-- START Dataset rows --
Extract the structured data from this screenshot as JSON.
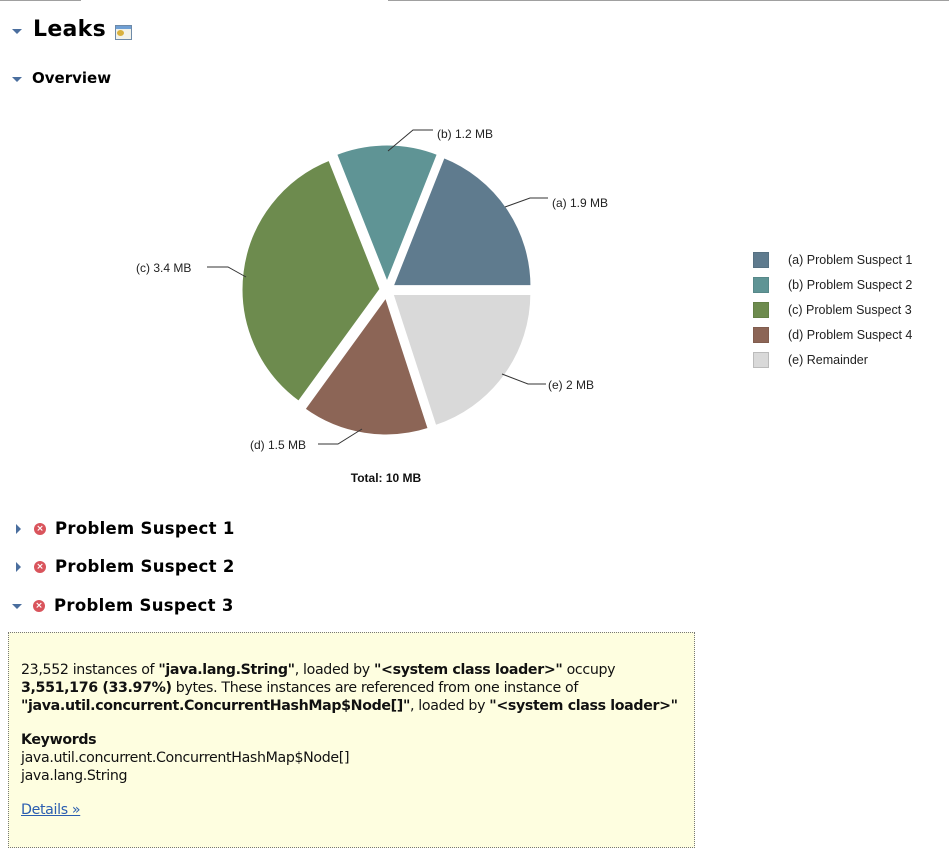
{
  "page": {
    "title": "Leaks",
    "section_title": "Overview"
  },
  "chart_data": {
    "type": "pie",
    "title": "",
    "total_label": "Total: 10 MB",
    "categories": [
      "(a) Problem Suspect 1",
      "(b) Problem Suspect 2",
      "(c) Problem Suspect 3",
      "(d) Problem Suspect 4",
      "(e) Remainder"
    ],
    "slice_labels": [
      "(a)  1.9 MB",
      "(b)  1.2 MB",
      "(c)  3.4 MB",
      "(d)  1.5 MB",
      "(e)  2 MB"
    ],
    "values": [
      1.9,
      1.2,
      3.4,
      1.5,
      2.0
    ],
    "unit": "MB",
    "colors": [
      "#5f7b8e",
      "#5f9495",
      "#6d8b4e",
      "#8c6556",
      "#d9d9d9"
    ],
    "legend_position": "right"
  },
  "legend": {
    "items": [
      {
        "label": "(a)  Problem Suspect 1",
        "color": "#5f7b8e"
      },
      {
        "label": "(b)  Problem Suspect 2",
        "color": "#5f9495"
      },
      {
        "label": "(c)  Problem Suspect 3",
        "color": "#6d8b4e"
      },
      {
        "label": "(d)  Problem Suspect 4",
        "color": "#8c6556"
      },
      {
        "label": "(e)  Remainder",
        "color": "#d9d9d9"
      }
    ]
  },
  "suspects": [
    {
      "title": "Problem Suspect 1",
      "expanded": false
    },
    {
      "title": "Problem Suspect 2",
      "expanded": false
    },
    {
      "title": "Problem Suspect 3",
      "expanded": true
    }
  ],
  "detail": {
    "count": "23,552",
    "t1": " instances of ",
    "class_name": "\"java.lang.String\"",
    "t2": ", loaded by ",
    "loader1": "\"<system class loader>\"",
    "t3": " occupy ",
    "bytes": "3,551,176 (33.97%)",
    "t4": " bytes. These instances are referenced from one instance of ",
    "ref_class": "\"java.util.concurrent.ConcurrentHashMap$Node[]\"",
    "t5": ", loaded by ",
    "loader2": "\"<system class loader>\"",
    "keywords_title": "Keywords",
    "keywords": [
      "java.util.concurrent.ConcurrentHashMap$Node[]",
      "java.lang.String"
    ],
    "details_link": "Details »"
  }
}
-- END Dataset rows --
### Exercise brief
Transcribe the full listing above exactly, with the images removed.

### Exercise output
Extract the structured data from this screenshot as JSON.
{
  "page": {
    "title": "Leaks",
    "section_title": "Overview"
  },
  "chart_data": {
    "type": "pie",
    "title": "",
    "total_label": "Total: 10 MB",
    "categories": [
      "(a) Problem Suspect 1",
      "(b) Problem Suspect 2",
      "(c) Problem Suspect 3",
      "(d) Problem Suspect 4",
      "(e) Remainder"
    ],
    "slice_labels": [
      "(a)  1.9 MB",
      "(b)  1.2 MB",
      "(c)  3.4 MB",
      "(d)  1.5 MB",
      "(e)  2 MB"
    ],
    "values": [
      1.9,
      1.2,
      3.4,
      1.5,
      2.0
    ],
    "unit": "MB",
    "colors": [
      "#5f7b8e",
      "#5f9495",
      "#6d8b4e",
      "#8c6556",
      "#d9d9d9"
    ],
    "legend_position": "right"
  },
  "legend": {
    "items": [
      {
        "label": "(a)  Problem Suspect 1",
        "color": "#5f7b8e"
      },
      {
        "label": "(b)  Problem Suspect 2",
        "color": "#5f9495"
      },
      {
        "label": "(c)  Problem Suspect 3",
        "color": "#6d8b4e"
      },
      {
        "label": "(d)  Problem Suspect 4",
        "color": "#8c6556"
      },
      {
        "label": "(e)  Remainder",
        "color": "#d9d9d9"
      }
    ]
  },
  "suspects": [
    {
      "title": "Problem Suspect 1",
      "expanded": false
    },
    {
      "title": "Problem Suspect 2",
      "expanded": false
    },
    {
      "title": "Problem Suspect 3",
      "expanded": true
    }
  ],
  "detail": {
    "count": "23,552",
    "t1": " instances of ",
    "class_name": "\"java.lang.String\"",
    "t2": ", loaded by ",
    "loader1": "\"<system class loader>\"",
    "t3": " occupy ",
    "bytes": "3,551,176 (33.97%)",
    "t4": " bytes. These instances are referenced from one instance of ",
    "ref_class": "\"java.util.concurrent.ConcurrentHashMap$Node[]\"",
    "t5": ", loaded by ",
    "loader2": "\"<system class loader>\"",
    "keywords_title": "Keywords",
    "keywords": [
      "java.util.concurrent.ConcurrentHashMap$Node[]",
      "java.lang.String"
    ],
    "details_link": "Details »"
  }
}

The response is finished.